■ **TASK DIRECTIONS**
Write each line out exactly, leaving none out.
----
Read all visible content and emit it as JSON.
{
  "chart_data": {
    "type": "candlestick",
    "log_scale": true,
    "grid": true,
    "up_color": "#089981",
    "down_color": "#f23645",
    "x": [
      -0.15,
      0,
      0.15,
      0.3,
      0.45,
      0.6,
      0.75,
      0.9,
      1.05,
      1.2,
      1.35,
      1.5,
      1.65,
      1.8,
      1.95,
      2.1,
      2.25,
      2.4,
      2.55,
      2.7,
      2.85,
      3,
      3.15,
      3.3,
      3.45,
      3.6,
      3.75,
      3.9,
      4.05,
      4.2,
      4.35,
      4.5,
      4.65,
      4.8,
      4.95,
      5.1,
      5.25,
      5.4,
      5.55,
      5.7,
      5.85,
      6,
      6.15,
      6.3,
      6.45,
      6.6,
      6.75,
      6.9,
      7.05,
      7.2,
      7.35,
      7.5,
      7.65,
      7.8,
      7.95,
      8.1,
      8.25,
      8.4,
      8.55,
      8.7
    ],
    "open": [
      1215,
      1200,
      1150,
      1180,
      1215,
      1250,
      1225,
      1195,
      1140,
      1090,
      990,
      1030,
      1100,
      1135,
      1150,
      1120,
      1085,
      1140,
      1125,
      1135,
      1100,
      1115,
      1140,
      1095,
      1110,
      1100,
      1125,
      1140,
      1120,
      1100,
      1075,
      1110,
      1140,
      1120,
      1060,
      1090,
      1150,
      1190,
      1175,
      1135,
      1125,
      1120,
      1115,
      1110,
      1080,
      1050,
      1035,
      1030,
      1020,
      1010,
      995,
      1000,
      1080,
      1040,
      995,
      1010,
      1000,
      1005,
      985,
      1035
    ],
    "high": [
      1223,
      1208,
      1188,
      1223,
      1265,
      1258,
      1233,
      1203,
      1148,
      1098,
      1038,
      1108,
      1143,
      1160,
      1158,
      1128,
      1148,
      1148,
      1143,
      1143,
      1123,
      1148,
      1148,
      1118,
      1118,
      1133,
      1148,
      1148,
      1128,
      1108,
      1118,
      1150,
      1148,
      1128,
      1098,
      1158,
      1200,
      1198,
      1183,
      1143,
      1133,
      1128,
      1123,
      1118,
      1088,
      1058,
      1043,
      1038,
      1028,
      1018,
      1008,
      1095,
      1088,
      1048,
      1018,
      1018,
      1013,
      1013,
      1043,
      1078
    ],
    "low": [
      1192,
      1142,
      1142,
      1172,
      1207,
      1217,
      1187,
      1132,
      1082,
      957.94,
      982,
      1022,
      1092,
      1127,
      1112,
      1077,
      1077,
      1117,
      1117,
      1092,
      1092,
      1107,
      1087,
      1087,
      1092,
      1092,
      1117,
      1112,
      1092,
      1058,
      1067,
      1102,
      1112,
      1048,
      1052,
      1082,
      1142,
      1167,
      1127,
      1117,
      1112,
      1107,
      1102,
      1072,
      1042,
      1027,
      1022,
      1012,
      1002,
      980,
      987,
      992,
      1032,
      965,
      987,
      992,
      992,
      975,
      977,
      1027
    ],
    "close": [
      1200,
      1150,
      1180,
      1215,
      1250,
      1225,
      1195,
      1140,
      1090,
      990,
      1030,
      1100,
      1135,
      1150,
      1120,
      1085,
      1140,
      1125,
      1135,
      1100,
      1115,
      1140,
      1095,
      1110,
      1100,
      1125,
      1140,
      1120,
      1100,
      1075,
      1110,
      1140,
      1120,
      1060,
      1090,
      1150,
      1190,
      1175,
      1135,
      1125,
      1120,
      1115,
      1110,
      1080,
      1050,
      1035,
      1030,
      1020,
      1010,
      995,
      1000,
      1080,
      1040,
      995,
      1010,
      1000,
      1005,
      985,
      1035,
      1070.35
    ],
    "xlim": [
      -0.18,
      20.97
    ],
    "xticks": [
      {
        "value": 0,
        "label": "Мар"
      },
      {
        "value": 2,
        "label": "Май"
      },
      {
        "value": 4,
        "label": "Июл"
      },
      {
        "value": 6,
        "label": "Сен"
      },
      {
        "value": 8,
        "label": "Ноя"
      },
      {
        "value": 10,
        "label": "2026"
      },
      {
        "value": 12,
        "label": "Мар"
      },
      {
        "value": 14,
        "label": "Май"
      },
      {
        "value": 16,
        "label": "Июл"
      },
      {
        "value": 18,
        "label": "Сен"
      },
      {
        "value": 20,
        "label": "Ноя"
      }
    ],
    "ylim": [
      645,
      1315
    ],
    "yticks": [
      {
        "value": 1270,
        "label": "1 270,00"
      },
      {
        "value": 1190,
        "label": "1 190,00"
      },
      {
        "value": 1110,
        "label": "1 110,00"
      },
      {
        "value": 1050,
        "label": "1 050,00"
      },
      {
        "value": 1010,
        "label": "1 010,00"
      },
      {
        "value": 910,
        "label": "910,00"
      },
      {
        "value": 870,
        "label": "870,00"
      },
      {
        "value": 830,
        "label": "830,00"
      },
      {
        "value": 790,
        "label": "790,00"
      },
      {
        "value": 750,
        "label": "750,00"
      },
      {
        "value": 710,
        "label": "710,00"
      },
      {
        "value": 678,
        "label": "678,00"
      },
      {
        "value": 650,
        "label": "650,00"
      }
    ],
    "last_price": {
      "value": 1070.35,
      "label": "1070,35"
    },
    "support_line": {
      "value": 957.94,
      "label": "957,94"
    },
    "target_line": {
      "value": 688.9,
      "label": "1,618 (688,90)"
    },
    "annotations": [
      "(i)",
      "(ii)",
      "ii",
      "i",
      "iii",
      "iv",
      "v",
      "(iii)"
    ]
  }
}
----
■ **OUTPUT**
Read all visible content and emit it as JSON.
{
  "chart_data": {
    "type": "candlestick",
    "log_scale": true,
    "grid": true,
    "up_color": "#089981",
    "down_color": "#f23645",
    "x": [
      -0.15,
      0,
      0.15,
      0.3,
      0.45,
      0.6,
      0.75,
      0.9,
      1.05,
      1.2,
      1.35,
      1.5,
      1.65,
      1.8,
      1.95,
      2.1,
      2.25,
      2.4,
      2.55,
      2.7,
      2.85,
      3,
      3.15,
      3.3,
      3.45,
      3.6,
      3.75,
      3.9,
      4.05,
      4.2,
      4.35,
      4.5,
      4.65,
      4.8,
      4.95,
      5.1,
      5.25,
      5.4,
      5.55,
      5.7,
      5.85,
      6,
      6.15,
      6.3,
      6.45,
      6.6,
      6.75,
      6.9,
      7.05,
      7.2,
      7.35,
      7.5,
      7.65,
      7.8,
      7.95,
      8.1,
      8.25,
      8.4,
      8.55,
      8.7
    ],
    "open": [
      1215,
      1200,
      1150,
      1180,
      1215,
      1250,
      1225,
      1195,
      1140,
      1090,
      990,
      1030,
      1100,
      1135,
      1150,
      1120,
      1085,
      1140,
      1125,
      1135,
      1100,
      1115,
      1140,
      1095,
      1110,
      1100,
      1125,
      1140,
      1120,
      1100,
      1075,
      1110,
      1140,
      1120,
      1060,
      1090,
      1150,
      1190,
      1175,
      1135,
      1125,
      1120,
      1115,
      1110,
      1080,
      1050,
      1035,
      1030,
      1020,
      1010,
      995,
      1000,
      1080,
      1040,
      995,
      1010,
      1000,
      1005,
      985,
      1035
    ],
    "high": [
      1223,
      1208,
      1188,
      1223,
      1265,
      1258,
      1233,
      1203,
      1148,
      1098,
      1038,
      1108,
      1143,
      1160,
      1158,
      1128,
      1148,
      1148,
      1143,
      1143,
      1123,
      1148,
      1148,
      1118,
      1118,
      1133,
      1148,
      1148,
      1128,
      1108,
      1118,
      1150,
      1148,
      1128,
      1098,
      1158,
      1200,
      1198,
      1183,
      1143,
      1133,
      1128,
      1123,
      1118,
      1088,
      1058,
      1043,
      1038,
      1028,
      1018,
      1008,
      1095,
      1088,
      1048,
      1018,
      1018,
      1013,
      1013,
      1043,
      1078
    ],
    "low": [
      1192,
      1142,
      1142,
      1172,
      1207,
      1217,
      1187,
      1132,
      1082,
      957.94,
      982,
      1022,
      1092,
      1127,
      1112,
      1077,
      1077,
      1117,
      1117,
      1092,
      1092,
      1107,
      1087,
      1087,
      1092,
      1092,
      1117,
      1112,
      1092,
      1058,
      1067,
      1102,
      1112,
      1048,
      1052,
      1082,
      1142,
      1167,
      1127,
      1117,
      1112,
      1107,
      1102,
      1072,
      1042,
      1027,
      1022,
      1012,
      1002,
      980,
      987,
      992,
      1032,
      965,
      987,
      992,
      992,
      975,
      977,
      1027
    ],
    "close": [
      1200,
      1150,
      1180,
      1215,
      1250,
      1225,
      1195,
      1140,
      1090,
      990,
      1030,
      1100,
      1135,
      1150,
      1120,
      1085,
      1140,
      1125,
      1135,
      1100,
      1115,
      1140,
      1095,
      1110,
      1100,
      1125,
      1140,
      1120,
      1100,
      1075,
      1110,
      1140,
      1120,
      1060,
      1090,
      1150,
      1190,
      1175,
      1135,
      1125,
      1120,
      1115,
      1110,
      1080,
      1050,
      1035,
      1030,
      1020,
      1010,
      995,
      1000,
      1080,
      1040,
      995,
      1010,
      1000,
      1005,
      985,
      1035,
      1070.35
    ],
    "xlim": [
      -0.18,
      20.97
    ],
    "xticks": [
      {
        "value": 0,
        "label": "Мар"
      },
      {
        "value": 2,
        "label": "Май"
      },
      {
        "value": 4,
        "label": "Июл"
      },
      {
        "value": 6,
        "label": "Сен"
      },
      {
        "value": 8,
        "label": "Ноя"
      },
      {
        "value": 10,
        "label": "2026"
      },
      {
        "value": 12,
        "label": "Мар"
      },
      {
        "value": 14,
        "label": "Май"
      },
      {
        "value": 16,
        "label": "Июл"
      },
      {
        "value": 18,
        "label": "Сен"
      },
      {
        "value": 20,
        "label": "Ноя"
      }
    ],
    "ylim": [
      645,
      1315
    ],
    "yticks": [
      {
        "value": 1270,
        "label": "1 270,00"
      },
      {
        "value": 1190,
        "label": "1 190,00"
      },
      {
        "value": 1110,
        "label": "1 110,00"
      },
      {
        "value": 1050,
        "label": "1 050,00"
      },
      {
        "value": 1010,
        "label": "1 010,00"
      },
      {
        "value": 910,
        "label": "910,00"
      },
      {
        "value": 870,
        "label": "870,00"
      },
      {
        "value": 830,
        "label": "830,00"
      },
      {
        "value": 790,
        "label": "790,00"
      },
      {
        "value": 750,
        "label": "750,00"
      },
      {
        "value": 710,
        "label": "710,00"
      },
      {
        "value": 678,
        "label": "678,00"
      },
      {
        "value": 650,
        "label": "650,00"
      }
    ],
    "last_price": {
      "value": 1070.35,
      "label": "1070,35"
    },
    "support_line": {
      "value": 957.94,
      "label": "957,94"
    },
    "target_line": {
      "value": 688.9,
      "label": "1,618 (688,90)"
    },
    "annotations": [
      "(i)",
      "(ii)",
      "ii",
      "i",
      "iii",
      "iv",
      "v",
      "(iii)"
    ]
  }
}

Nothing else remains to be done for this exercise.